What you have to do - Repeat each line of the material below exactly as it appears, minus any pictures.

Material for the task -
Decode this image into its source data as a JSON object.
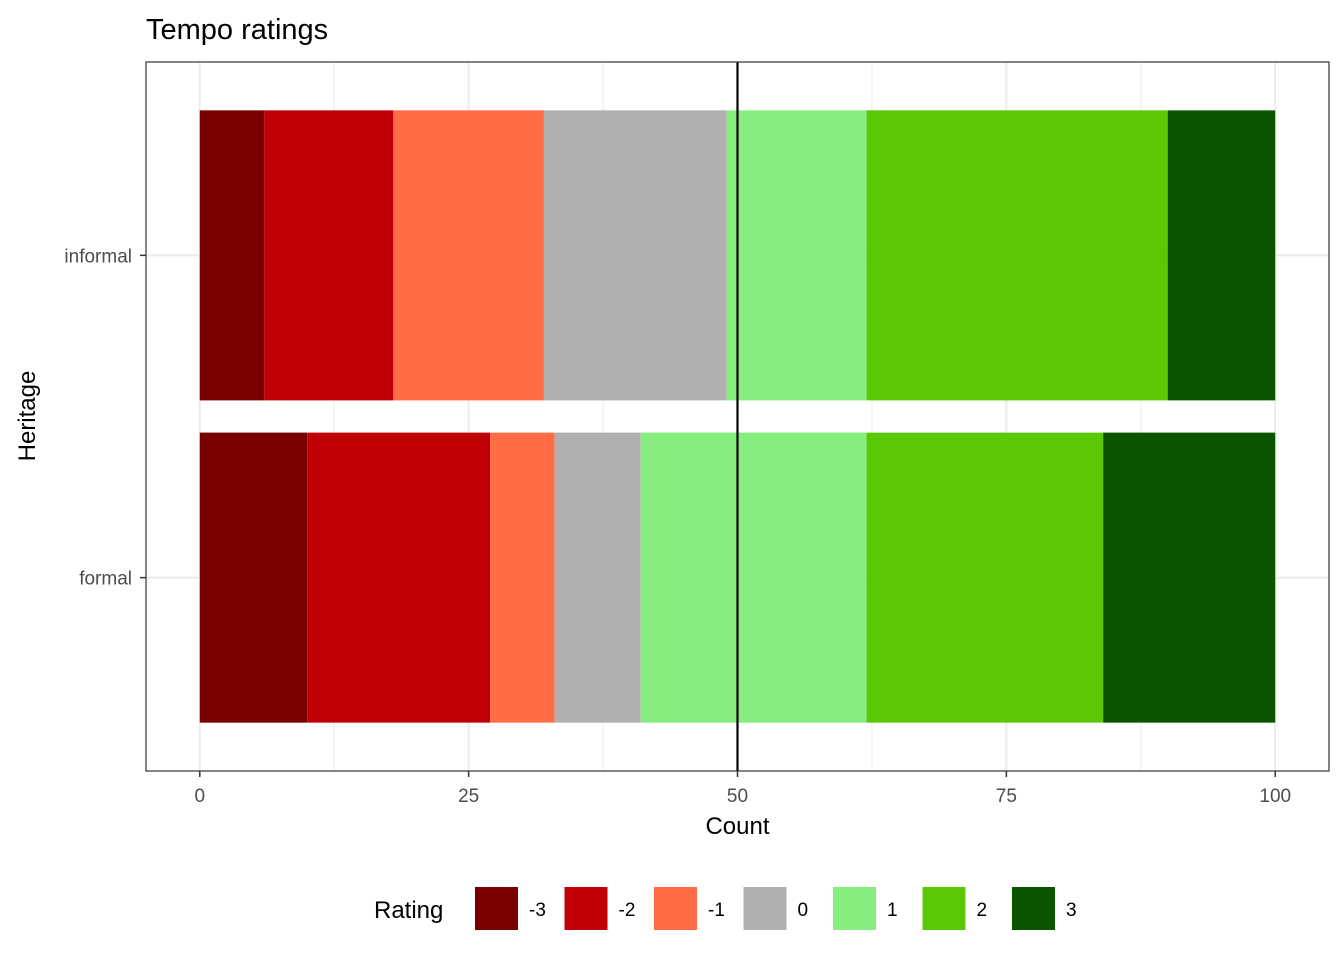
{
  "chart_data": {
    "type": "bar",
    "orientation": "horizontal",
    "stacked": true,
    "title": "Tempo ratings",
    "xlabel": "Count",
    "ylabel": "Heritage",
    "categories": [
      "informal",
      "formal"
    ],
    "xlim": [
      -5,
      105
    ],
    "xticks": [
      0,
      25,
      50,
      75,
      100
    ],
    "xtick_labels": [
      "0",
      "25",
      "50",
      "75",
      "100"
    ],
    "reference_line": 50,
    "grid": true,
    "legend": {
      "title": "Rating",
      "position": "bottom"
    },
    "series": [
      {
        "name": "-3",
        "color": "#7a0000",
        "values": [
          6,
          10
        ]
      },
      {
        "name": "-2",
        "color": "#c00007",
        "values": [
          12,
          17
        ]
      },
      {
        "name": "-1",
        "color": "#ff6c45",
        "values": [
          14,
          6
        ]
      },
      {
        "name": "0",
        "color": "#b0b0b0",
        "values": [
          17,
          8
        ]
      },
      {
        "name": "1",
        "color": "#85ee7e",
        "values": [
          13,
          21
        ]
      },
      {
        "name": "2",
        "color": "#5ac806",
        "values": [
          28,
          22
        ]
      },
      {
        "name": "3",
        "color": "#0c5500",
        "values": [
          10,
          16
        ]
      }
    ]
  }
}
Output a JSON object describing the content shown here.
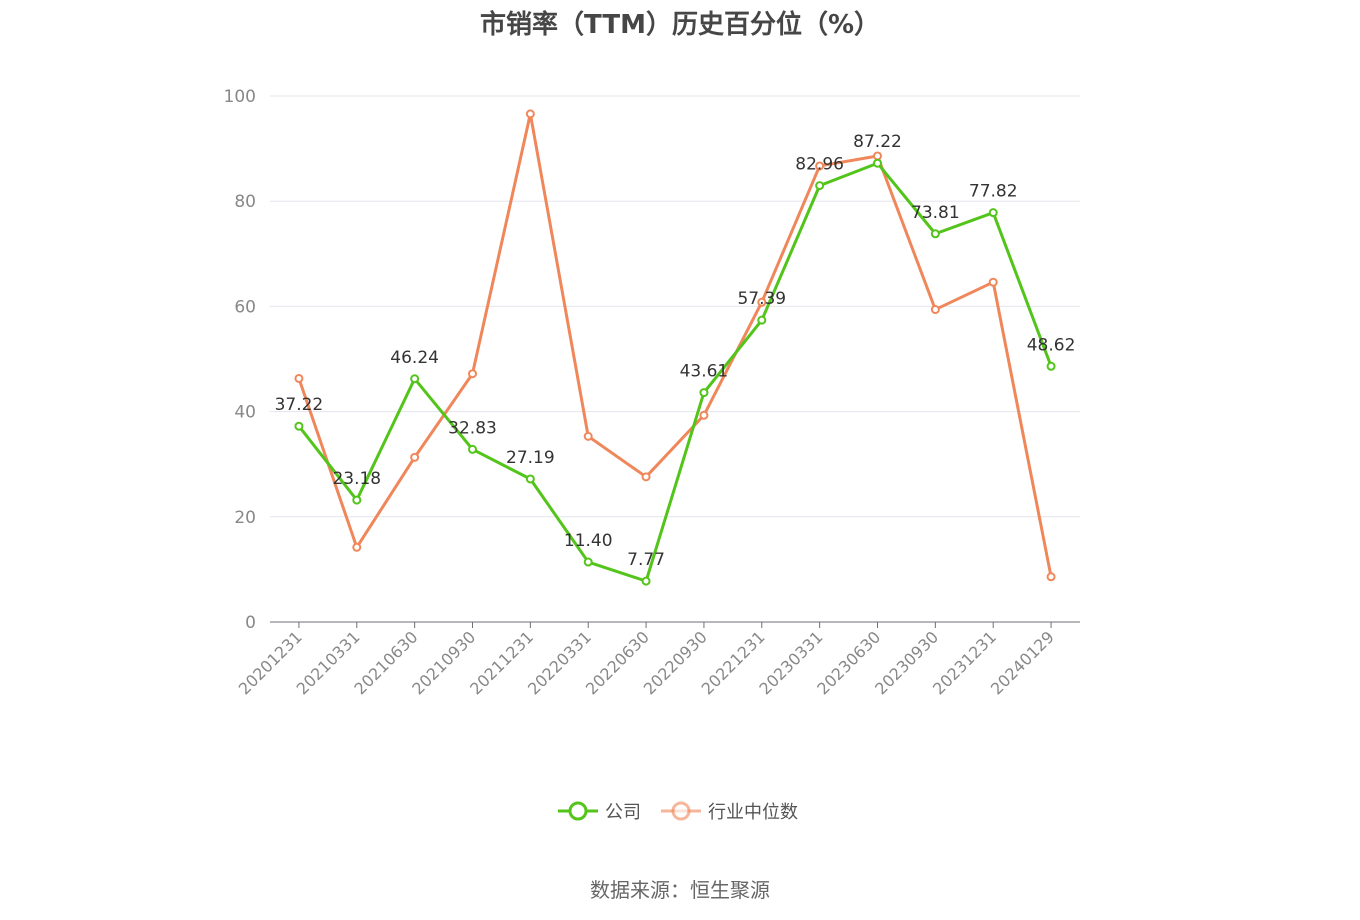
{
  "chart_data": {
    "type": "line",
    "title": "市销率（TTM）历史百分位（%）",
    "categories": [
      "20201231",
      "20210331",
      "20210630",
      "20210930",
      "20211231",
      "20220331",
      "20220630",
      "20220930",
      "20221231",
      "20230331",
      "20230630",
      "20230930",
      "20231231",
      "20240129"
    ],
    "series": [
      {
        "name": "公司",
        "color": "#52c41a",
        "values": [
          37.22,
          23.18,
          46.24,
          32.83,
          27.19,
          11.4,
          7.77,
          43.61,
          57.39,
          82.96,
          87.22,
          73.81,
          77.82,
          48.62
        ],
        "labels": [
          "37.22",
          "23.18",
          "46.24",
          "32.83",
          "27.19",
          "11.40",
          "7.77",
          "43.61",
          "57.39",
          "82.96",
          "87.22",
          "73.81",
          "77.82",
          "48.62"
        ]
      },
      {
        "name": "行业中位数",
        "color": "#f0875a",
        "values": [
          46.3,
          14.2,
          31.3,
          47.2,
          96.6,
          35.3,
          27.6,
          39.3,
          60.8,
          86.7,
          88.6,
          59.4,
          64.6,
          8.6
        ]
      }
    ],
    "ylim": [
      0,
      100
    ],
    "yticks": [
      "0",
      "20",
      "40",
      "60",
      "80",
      "100"
    ],
    "grid": true,
    "legend_position": "bottom-center"
  },
  "source_text": "数据来源：恒生聚源"
}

Task solution -
Decode this image into its source data as a JSON object.
{
  "chart_data": {
    "type": "bar",
    "orientation": "horizontal",
    "stacked": true,
    "title": "Tempo ratings",
    "xlabel": "Count",
    "ylabel": "Heritage",
    "categories": [
      "informal",
      "formal"
    ],
    "xlim": [
      -5,
      105
    ],
    "xticks": [
      0,
      25,
      50,
      75,
      100
    ],
    "xtick_labels": [
      "0",
      "25",
      "50",
      "75",
      "100"
    ],
    "reference_line": 50,
    "grid": true,
    "legend": {
      "title": "Rating",
      "position": "bottom"
    },
    "series": [
      {
        "name": "-3",
        "color": "#7a0000",
        "values": [
          6,
          10
        ]
      },
      {
        "name": "-2",
        "color": "#c00007",
        "values": [
          12,
          17
        ]
      },
      {
        "name": "-1",
        "color": "#ff6c45",
        "values": [
          14,
          6
        ]
      },
      {
        "name": "0",
        "color": "#b0b0b0",
        "values": [
          17,
          8
        ]
      },
      {
        "name": "1",
        "color": "#85ee7e",
        "values": [
          13,
          21
        ]
      },
      {
        "name": "2",
        "color": "#5ac806",
        "values": [
          28,
          22
        ]
      },
      {
        "name": "3",
        "color": "#0c5500",
        "values": [
          10,
          16
        ]
      }
    ]
  }
}
Output a JSON object describing the content shown here.
{
  "chart_data": {
    "type": "line",
    "title": "市销率（TTM）历史百分位（%）",
    "categories": [
      "20201231",
      "20210331",
      "20210630",
      "20210930",
      "20211231",
      "20220331",
      "20220630",
      "20220930",
      "20221231",
      "20230331",
      "20230630",
      "20230930",
      "20231231",
      "20240129"
    ],
    "series": [
      {
        "name": "公司",
        "color": "#52c41a",
        "values": [
          37.22,
          23.18,
          46.24,
          32.83,
          27.19,
          11.4,
          7.77,
          43.61,
          57.39,
          82.96,
          87.22,
          73.81,
          77.82,
          48.62
        ],
        "labels": [
          "37.22",
          "23.18",
          "46.24",
          "32.83",
          "27.19",
          "11.40",
          "7.77",
          "43.61",
          "57.39",
          "82.96",
          "87.22",
          "73.81",
          "77.82",
          "48.62"
        ]
      },
      {
        "name": "行业中位数",
        "color": "#f0875a",
        "values": [
          46.3,
          14.2,
          31.3,
          47.2,
          96.6,
          35.3,
          27.6,
          39.3,
          60.8,
          86.7,
          88.6,
          59.4,
          64.6,
          8.6
        ]
      }
    ],
    "ylim": [
      0,
      100
    ],
    "yticks": [
      "0",
      "20",
      "40",
      "60",
      "80",
      "100"
    ],
    "grid": true,
    "legend_position": "bottom-center"
  },
  "source_text": "数据来源：恒生聚源"
}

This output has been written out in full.